EXERCISE:
Gather all lines in the entries that include the word "menu".

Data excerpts
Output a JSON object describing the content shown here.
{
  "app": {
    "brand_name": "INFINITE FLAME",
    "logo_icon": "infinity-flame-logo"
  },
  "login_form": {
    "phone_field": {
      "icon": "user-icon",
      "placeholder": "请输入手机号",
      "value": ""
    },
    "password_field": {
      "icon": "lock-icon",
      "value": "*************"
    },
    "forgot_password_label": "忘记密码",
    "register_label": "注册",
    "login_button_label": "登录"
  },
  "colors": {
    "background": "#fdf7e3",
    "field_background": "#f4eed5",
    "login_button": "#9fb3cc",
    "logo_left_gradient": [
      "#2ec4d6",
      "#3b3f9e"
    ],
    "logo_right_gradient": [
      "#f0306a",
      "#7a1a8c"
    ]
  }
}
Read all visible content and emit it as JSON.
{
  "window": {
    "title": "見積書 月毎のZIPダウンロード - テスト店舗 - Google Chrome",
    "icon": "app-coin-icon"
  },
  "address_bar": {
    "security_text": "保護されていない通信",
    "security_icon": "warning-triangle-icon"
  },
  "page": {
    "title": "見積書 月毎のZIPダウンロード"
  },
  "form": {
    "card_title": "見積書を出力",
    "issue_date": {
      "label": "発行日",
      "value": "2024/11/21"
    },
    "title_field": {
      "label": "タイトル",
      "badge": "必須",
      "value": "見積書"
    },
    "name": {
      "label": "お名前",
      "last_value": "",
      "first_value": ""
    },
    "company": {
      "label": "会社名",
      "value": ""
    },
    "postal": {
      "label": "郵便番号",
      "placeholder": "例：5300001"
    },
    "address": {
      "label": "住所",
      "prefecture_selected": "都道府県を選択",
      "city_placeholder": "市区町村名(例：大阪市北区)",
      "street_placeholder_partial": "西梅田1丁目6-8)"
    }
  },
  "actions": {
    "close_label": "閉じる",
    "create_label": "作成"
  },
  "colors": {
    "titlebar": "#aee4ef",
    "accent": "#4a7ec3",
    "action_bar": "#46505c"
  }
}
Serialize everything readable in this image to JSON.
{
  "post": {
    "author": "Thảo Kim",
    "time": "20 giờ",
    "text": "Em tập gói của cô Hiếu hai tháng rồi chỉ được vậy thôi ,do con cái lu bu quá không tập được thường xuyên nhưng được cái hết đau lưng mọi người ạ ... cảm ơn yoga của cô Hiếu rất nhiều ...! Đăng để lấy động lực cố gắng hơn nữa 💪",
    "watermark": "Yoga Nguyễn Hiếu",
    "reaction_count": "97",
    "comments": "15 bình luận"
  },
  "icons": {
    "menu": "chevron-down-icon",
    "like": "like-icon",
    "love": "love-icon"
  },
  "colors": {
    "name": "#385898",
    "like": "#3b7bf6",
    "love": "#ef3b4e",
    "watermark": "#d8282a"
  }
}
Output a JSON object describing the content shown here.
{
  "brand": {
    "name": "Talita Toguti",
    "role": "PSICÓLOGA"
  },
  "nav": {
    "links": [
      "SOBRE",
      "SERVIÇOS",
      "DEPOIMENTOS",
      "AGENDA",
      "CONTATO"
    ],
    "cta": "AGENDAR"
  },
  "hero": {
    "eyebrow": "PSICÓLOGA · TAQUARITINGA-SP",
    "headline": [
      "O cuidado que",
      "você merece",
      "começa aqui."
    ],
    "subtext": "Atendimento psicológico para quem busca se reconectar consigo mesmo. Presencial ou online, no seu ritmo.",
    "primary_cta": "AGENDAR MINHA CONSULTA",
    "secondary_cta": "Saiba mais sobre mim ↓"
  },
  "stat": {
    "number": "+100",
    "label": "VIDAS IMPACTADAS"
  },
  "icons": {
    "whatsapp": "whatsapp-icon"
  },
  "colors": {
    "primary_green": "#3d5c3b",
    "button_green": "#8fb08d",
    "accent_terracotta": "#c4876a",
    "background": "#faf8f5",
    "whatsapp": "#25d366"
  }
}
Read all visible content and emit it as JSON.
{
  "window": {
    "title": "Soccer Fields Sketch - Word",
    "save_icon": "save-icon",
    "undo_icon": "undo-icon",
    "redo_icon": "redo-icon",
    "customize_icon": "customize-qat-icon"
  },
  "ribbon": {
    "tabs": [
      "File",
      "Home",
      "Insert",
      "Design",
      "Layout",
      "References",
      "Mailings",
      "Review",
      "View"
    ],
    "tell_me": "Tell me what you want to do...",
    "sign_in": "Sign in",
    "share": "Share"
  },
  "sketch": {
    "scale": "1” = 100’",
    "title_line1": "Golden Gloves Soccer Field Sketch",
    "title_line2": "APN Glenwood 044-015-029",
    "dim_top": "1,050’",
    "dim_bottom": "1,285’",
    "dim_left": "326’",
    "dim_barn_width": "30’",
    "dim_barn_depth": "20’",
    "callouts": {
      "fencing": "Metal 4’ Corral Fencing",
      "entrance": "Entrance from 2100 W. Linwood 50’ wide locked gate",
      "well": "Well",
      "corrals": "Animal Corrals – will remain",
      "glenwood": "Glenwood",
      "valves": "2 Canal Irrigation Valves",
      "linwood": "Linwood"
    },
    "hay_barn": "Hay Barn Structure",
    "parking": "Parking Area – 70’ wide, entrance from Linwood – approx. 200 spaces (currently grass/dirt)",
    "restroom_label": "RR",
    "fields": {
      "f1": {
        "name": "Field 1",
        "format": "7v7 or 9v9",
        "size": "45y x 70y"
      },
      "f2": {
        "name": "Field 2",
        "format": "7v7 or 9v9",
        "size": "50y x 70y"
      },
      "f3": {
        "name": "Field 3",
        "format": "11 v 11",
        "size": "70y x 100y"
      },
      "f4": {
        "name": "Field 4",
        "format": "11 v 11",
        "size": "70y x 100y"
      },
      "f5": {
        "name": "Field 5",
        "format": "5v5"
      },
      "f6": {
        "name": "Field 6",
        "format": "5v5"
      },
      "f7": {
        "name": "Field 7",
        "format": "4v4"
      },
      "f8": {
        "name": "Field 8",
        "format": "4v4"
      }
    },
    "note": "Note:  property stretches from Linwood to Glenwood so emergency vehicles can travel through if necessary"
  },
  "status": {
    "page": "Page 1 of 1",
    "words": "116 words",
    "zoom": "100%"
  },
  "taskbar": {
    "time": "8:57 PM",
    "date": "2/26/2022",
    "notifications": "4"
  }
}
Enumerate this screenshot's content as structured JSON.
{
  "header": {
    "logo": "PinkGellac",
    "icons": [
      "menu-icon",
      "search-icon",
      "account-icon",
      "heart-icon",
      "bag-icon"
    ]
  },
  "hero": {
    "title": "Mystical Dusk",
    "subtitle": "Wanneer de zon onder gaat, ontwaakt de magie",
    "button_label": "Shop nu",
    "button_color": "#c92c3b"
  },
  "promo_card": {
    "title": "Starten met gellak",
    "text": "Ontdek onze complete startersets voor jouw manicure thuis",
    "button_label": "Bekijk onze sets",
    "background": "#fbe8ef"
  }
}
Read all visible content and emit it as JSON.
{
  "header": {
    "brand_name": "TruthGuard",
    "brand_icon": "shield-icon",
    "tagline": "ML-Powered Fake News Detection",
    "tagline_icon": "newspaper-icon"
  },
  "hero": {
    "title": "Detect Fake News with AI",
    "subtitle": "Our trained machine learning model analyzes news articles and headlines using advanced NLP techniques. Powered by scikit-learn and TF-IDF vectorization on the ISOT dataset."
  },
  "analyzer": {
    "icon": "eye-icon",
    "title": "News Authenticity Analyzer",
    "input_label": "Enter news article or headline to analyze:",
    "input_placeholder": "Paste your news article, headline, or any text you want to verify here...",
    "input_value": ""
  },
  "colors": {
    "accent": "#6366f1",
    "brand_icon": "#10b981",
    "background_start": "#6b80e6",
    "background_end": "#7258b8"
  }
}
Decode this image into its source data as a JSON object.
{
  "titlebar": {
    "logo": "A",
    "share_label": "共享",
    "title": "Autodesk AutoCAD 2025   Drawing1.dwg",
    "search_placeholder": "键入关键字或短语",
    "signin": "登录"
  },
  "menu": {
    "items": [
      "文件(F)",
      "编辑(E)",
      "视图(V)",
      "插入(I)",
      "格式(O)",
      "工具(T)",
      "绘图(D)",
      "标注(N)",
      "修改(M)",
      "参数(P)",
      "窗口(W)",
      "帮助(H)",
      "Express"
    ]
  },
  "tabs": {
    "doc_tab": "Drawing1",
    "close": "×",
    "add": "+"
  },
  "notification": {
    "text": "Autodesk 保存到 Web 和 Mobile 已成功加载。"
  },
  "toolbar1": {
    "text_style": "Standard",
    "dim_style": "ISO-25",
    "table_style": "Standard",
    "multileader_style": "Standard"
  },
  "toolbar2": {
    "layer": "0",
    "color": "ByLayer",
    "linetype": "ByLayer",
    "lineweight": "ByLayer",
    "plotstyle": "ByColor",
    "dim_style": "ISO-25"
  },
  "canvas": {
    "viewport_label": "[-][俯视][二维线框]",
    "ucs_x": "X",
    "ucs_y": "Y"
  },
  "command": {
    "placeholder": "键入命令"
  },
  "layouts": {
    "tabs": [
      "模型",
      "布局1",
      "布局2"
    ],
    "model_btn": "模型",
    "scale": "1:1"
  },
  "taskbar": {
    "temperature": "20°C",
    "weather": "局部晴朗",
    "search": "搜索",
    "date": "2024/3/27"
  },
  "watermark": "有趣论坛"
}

OUTPUT FOR THIS TASK:
    "menu": "chevron-down-icon",
      "menu-icon",
  "menu": {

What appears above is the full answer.